YOUR TASK:
Copy each line with the word "source" in it.

<<<<

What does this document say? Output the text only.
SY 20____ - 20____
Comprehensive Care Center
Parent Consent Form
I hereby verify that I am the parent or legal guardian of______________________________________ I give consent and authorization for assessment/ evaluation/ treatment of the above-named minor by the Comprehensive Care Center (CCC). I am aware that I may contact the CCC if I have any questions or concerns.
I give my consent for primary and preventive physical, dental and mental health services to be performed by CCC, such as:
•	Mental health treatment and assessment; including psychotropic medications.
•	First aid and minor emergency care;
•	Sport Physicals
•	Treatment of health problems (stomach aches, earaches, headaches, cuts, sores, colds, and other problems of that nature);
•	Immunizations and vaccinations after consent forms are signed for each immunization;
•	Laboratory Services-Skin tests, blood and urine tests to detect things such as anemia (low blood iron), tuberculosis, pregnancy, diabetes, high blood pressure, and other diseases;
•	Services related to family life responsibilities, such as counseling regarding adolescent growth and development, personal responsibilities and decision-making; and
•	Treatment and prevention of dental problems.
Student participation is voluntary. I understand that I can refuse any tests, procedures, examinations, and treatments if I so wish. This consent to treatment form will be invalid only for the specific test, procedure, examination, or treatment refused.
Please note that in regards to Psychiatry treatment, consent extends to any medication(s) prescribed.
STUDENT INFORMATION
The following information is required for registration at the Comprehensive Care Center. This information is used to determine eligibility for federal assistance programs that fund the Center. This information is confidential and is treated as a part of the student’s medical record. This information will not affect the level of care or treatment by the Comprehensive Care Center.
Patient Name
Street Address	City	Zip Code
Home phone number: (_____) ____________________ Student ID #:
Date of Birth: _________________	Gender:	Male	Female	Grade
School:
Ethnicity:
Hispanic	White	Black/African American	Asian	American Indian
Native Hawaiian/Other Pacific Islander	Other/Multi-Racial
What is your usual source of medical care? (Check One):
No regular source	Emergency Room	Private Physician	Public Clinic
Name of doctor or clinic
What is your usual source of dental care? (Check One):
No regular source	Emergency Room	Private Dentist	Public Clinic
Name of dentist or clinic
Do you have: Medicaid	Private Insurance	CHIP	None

>>>>

SOLUTION TO THIS EXERCISE:
What is your usual source of medical care? (Check One):
No regular source	Emergency Room	Private Physician	Public Clinic
What is your usual source of dental care? (Check One):
No regular source	Emergency Room	Private Dentist	Public Clinic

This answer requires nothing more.